## Aim
Report how many lines contain the word "Initialize", with no other text.

* Begin *

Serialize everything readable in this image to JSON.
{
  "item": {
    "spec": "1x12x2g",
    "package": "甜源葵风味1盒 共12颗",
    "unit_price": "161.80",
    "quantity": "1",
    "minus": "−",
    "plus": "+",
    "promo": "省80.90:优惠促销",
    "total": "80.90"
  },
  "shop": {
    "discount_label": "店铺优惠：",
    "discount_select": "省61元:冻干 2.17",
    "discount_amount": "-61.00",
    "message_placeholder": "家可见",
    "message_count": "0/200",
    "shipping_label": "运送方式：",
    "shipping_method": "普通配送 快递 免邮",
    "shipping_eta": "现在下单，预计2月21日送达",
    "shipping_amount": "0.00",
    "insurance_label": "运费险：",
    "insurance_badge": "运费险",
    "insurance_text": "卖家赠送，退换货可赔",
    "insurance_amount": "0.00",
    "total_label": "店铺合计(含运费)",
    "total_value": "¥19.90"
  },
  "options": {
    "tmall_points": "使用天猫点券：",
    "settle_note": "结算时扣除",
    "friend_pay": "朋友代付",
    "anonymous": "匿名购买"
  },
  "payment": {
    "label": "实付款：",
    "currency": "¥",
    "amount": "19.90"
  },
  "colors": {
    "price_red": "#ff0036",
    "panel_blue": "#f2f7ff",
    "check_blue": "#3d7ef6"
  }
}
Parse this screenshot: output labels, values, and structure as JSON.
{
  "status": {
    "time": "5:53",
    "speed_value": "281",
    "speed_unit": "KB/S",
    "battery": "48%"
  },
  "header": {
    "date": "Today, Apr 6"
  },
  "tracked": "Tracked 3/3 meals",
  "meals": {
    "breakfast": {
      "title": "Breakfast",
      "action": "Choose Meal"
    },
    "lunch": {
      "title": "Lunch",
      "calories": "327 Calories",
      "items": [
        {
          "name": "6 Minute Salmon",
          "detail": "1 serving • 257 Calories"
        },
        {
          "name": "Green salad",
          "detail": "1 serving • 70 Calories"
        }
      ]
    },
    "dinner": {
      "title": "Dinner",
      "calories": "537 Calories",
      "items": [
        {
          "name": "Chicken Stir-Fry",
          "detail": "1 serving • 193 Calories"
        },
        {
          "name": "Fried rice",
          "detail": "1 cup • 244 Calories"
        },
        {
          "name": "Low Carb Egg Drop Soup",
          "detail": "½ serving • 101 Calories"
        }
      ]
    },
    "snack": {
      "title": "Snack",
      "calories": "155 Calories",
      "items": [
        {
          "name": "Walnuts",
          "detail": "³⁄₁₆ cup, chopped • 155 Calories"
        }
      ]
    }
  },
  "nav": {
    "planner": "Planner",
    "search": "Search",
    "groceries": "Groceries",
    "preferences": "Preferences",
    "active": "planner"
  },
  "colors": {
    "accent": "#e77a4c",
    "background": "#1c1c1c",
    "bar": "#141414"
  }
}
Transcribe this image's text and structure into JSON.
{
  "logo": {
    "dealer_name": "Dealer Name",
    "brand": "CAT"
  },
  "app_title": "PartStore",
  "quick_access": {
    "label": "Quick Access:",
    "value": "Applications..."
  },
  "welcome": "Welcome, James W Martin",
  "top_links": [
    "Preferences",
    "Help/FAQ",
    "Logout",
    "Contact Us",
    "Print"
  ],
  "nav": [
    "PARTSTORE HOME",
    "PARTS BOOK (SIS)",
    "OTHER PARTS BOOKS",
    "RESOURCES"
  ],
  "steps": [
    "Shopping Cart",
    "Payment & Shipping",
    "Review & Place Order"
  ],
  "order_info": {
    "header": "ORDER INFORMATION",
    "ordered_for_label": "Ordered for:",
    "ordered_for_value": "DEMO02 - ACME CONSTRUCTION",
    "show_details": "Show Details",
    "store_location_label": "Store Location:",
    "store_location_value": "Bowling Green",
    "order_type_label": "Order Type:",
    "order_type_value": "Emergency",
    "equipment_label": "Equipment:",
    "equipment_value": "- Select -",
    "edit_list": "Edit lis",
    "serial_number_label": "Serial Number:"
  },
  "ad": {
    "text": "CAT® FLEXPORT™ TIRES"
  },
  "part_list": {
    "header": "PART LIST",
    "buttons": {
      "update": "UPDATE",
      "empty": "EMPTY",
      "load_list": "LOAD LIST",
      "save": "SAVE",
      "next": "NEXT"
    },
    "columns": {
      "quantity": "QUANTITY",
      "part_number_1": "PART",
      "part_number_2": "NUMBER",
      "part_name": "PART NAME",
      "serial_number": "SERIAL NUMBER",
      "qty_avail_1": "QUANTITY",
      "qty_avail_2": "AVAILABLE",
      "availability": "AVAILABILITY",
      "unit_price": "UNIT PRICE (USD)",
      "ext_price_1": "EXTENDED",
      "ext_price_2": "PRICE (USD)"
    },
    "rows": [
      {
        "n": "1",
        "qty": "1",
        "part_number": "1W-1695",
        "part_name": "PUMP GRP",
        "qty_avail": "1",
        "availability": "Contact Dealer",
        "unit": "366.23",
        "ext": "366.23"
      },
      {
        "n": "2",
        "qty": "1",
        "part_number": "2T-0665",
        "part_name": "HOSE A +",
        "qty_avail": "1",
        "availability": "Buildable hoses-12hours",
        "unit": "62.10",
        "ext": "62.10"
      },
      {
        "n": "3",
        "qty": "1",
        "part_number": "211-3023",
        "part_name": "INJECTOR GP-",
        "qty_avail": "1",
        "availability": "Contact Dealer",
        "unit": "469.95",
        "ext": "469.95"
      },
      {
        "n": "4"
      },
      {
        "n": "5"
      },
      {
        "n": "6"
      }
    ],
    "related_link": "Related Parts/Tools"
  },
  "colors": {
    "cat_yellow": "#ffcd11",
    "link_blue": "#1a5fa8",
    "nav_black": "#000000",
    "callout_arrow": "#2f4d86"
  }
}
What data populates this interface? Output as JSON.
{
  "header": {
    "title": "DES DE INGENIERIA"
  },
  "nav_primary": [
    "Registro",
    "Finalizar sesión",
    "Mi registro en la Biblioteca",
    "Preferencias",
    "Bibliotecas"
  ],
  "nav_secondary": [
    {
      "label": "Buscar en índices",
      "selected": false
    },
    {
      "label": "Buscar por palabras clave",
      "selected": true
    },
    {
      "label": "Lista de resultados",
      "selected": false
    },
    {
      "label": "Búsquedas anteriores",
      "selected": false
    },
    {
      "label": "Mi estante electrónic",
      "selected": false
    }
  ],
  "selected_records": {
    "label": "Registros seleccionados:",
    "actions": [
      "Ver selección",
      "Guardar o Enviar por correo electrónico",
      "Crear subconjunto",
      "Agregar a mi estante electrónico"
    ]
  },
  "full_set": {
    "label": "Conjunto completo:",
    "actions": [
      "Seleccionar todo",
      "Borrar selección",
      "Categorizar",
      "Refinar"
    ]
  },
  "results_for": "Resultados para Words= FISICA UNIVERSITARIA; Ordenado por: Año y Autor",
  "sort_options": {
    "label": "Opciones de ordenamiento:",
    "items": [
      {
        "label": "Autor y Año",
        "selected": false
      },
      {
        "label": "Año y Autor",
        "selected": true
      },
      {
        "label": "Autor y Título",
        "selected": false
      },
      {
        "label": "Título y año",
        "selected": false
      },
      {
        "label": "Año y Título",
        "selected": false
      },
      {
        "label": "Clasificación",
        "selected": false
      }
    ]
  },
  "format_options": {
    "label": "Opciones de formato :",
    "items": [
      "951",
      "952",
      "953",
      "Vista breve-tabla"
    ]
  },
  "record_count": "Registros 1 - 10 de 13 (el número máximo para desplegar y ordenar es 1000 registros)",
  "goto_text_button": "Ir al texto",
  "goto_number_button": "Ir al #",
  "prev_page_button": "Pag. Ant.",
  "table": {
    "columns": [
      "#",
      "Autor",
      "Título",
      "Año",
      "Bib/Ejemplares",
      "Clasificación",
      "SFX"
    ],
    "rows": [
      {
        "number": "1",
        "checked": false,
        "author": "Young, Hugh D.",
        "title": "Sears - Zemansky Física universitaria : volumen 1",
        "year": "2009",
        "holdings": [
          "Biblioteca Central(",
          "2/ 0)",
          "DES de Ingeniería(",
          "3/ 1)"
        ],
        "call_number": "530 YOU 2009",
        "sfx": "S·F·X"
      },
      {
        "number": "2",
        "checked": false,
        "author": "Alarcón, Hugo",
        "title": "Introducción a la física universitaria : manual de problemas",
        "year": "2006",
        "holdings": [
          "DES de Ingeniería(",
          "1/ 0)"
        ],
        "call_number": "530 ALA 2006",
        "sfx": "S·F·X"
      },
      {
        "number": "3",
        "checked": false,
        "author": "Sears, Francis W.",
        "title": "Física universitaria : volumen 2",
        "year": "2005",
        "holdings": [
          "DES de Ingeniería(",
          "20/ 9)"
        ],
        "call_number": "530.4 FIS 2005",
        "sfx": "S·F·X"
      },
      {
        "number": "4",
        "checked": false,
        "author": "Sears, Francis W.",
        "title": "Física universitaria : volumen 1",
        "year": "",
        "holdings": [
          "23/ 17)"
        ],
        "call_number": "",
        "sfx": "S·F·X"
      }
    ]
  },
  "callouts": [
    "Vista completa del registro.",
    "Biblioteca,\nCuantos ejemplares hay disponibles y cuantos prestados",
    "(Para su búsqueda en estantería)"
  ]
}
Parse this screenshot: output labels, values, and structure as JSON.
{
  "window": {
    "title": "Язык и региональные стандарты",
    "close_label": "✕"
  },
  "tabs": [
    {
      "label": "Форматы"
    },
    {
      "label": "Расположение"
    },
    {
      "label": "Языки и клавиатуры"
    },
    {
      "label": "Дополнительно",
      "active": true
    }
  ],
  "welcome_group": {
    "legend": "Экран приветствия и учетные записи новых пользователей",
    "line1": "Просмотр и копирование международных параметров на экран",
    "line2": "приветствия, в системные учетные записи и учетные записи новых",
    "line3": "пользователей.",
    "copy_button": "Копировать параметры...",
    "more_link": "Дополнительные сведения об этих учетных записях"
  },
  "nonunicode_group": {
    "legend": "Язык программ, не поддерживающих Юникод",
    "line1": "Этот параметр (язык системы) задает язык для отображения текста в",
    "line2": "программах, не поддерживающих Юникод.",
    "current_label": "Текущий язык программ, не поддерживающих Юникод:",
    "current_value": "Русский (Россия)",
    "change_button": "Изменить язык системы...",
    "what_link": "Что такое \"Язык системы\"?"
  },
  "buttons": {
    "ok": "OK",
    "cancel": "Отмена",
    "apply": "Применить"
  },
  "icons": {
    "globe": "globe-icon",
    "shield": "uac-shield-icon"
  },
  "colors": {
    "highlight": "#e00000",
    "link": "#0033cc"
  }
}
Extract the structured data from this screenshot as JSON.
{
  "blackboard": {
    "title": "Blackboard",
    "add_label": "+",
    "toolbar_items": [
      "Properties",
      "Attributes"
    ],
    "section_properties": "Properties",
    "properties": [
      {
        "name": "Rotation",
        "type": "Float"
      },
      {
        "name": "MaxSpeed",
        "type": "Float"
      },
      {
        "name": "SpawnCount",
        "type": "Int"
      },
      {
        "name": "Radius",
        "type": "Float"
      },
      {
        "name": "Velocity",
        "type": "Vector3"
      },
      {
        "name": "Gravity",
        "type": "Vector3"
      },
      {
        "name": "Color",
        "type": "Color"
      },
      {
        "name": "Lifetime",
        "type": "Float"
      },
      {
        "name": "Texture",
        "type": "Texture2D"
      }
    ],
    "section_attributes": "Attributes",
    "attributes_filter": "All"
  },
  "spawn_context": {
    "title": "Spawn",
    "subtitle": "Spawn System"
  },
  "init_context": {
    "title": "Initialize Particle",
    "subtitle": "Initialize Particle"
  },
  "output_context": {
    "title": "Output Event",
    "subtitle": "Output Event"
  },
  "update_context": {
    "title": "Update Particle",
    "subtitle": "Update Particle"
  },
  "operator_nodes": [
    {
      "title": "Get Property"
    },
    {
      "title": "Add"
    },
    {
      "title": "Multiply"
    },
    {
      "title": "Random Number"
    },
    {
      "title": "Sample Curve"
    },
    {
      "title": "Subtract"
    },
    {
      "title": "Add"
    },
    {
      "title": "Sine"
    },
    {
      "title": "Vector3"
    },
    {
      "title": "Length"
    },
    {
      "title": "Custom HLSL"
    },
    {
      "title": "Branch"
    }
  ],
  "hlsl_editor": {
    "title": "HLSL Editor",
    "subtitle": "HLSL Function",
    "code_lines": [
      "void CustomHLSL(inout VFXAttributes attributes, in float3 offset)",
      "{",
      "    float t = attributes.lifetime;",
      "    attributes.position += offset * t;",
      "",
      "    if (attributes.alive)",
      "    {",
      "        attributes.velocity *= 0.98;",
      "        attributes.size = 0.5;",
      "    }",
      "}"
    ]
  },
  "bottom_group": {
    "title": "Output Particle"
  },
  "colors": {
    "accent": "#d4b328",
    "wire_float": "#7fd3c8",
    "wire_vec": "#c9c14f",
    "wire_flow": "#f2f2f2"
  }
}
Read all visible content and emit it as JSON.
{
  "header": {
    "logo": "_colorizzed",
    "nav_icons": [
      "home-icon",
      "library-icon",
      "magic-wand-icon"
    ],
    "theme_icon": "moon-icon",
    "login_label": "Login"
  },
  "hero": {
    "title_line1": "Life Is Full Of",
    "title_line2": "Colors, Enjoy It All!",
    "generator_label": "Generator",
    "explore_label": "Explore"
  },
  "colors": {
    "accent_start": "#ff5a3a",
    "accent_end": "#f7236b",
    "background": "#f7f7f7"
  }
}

* End *

## Solution
2